_Set exercise_
Report back each line of the records that contains the string "Itinerário".

_Dataset records_
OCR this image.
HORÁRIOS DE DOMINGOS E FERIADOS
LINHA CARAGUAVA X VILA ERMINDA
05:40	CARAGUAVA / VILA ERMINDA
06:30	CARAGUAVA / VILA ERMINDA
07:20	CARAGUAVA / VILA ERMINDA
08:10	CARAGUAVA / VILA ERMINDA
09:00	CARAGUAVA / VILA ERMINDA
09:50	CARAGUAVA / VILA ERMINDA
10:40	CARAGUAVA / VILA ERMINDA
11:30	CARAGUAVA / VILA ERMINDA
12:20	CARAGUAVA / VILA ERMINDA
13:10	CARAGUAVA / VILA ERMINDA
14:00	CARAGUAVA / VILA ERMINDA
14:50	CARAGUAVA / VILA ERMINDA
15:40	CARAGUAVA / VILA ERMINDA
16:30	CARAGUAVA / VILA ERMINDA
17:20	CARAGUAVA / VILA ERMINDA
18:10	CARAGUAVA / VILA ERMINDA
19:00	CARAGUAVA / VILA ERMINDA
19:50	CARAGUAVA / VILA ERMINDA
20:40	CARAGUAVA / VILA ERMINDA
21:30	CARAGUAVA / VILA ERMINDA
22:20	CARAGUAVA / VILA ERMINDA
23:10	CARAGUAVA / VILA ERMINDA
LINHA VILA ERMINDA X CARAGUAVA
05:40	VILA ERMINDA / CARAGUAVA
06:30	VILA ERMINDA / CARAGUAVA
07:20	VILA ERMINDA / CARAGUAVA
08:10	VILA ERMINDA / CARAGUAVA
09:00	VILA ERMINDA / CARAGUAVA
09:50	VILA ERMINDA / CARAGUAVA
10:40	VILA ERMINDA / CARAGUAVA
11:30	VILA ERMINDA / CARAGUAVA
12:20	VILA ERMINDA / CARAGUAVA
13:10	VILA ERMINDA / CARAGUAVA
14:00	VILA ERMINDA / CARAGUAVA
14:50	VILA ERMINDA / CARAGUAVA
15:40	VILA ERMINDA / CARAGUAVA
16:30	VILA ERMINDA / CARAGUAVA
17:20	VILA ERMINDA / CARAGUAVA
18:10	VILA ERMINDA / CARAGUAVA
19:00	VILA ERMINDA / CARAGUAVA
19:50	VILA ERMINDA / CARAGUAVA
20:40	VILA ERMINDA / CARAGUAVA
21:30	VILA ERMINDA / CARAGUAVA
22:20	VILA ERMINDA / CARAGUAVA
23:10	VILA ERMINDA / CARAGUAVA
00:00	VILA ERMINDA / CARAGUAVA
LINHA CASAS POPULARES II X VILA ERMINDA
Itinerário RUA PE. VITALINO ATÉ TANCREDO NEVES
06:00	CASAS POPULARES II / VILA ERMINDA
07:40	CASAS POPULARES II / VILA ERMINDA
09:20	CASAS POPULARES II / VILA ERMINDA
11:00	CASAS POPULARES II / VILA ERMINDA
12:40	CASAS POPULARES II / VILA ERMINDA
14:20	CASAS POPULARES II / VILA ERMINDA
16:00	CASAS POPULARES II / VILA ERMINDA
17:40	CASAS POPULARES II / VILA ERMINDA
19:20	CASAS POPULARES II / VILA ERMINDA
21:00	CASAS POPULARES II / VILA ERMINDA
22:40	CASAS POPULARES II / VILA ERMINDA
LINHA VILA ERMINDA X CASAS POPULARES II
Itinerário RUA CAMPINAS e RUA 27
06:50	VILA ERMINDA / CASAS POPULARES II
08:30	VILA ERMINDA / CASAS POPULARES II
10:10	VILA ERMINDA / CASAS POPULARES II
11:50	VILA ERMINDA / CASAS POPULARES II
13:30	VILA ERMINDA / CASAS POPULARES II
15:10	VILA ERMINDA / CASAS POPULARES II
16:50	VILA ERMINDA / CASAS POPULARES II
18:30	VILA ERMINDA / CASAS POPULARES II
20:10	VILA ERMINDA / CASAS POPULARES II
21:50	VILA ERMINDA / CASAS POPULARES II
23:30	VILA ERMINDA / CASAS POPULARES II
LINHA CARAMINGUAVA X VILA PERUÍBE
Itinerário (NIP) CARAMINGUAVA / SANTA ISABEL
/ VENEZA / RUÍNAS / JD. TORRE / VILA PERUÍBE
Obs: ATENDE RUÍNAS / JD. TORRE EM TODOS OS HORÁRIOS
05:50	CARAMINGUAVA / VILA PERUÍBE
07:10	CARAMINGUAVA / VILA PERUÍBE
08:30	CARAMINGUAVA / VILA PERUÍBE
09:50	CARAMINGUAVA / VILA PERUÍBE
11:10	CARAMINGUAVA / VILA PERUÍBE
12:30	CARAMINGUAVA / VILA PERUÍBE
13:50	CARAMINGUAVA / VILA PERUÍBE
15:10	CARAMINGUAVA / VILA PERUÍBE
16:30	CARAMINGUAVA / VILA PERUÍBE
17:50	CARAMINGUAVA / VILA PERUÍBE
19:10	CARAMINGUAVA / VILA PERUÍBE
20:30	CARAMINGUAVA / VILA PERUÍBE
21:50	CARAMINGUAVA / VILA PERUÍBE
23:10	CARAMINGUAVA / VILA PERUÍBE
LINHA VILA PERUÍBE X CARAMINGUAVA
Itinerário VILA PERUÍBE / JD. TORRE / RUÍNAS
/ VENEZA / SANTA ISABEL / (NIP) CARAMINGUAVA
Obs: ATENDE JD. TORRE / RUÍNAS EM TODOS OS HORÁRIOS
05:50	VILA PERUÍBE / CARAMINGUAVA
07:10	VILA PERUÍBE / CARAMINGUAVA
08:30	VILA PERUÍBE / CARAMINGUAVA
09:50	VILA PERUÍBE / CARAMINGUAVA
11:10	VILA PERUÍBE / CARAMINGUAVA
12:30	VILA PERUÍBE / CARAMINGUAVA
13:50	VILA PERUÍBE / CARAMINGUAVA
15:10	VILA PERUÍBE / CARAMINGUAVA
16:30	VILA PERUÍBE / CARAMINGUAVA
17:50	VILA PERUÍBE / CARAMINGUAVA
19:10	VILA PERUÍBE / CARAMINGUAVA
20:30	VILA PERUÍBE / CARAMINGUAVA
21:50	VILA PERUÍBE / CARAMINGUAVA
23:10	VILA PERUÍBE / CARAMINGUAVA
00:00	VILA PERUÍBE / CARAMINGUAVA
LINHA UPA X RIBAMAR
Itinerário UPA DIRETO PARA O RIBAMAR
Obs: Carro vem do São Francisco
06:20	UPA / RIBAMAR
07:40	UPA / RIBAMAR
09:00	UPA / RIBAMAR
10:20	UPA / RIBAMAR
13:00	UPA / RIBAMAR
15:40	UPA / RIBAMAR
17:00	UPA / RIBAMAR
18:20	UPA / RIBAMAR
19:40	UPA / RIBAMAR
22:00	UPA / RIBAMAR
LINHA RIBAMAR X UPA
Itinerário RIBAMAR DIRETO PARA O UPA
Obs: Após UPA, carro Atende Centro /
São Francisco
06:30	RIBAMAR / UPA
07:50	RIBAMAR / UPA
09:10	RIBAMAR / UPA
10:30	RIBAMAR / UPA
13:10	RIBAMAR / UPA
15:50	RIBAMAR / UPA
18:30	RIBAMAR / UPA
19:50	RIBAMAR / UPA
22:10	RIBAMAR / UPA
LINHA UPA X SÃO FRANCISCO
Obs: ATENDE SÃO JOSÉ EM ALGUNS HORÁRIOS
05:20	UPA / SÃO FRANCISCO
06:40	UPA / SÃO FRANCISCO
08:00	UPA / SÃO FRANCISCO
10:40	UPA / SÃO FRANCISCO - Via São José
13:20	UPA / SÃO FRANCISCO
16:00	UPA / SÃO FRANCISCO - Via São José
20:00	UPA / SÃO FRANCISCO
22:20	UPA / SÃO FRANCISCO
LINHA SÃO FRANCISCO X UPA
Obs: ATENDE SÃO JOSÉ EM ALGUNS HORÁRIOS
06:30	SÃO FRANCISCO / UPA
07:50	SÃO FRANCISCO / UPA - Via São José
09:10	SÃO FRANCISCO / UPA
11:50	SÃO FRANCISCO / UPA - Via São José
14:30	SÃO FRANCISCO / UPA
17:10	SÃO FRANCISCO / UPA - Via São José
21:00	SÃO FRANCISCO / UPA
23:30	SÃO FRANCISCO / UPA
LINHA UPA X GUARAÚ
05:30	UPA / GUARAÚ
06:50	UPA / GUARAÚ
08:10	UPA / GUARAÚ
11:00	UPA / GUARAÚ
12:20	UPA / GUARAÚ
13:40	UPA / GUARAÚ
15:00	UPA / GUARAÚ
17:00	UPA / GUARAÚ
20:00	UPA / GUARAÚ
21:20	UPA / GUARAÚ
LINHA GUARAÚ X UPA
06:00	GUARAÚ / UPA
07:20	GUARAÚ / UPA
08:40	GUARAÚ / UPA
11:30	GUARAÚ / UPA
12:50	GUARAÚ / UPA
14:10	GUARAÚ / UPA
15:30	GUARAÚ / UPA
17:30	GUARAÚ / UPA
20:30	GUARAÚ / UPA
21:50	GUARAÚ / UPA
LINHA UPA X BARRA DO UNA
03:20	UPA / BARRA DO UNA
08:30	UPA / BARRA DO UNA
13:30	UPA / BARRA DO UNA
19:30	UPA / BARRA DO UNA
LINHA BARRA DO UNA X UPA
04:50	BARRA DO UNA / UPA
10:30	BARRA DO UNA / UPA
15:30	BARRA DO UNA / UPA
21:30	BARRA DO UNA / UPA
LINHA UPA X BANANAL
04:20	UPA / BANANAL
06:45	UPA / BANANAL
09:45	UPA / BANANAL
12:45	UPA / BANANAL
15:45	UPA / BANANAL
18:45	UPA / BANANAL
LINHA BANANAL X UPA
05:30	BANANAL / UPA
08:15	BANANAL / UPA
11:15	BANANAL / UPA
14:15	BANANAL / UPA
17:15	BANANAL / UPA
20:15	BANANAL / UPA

_Answer to this task_
Itinerário RUA PE. VITALINO ATÉ TANCREDO NEVES
Itinerário RUA CAMPINAS e RUA 27
Itinerário (NIP) CARAMINGUAVA / SANTA ISABEL
Itinerário VILA PERUÍBE / JD. TORRE / RUÍNAS
Itinerário UPA DIRETO PARA O RIBAMAR
Itinerário RIBAMAR DIRETO PARA O UPA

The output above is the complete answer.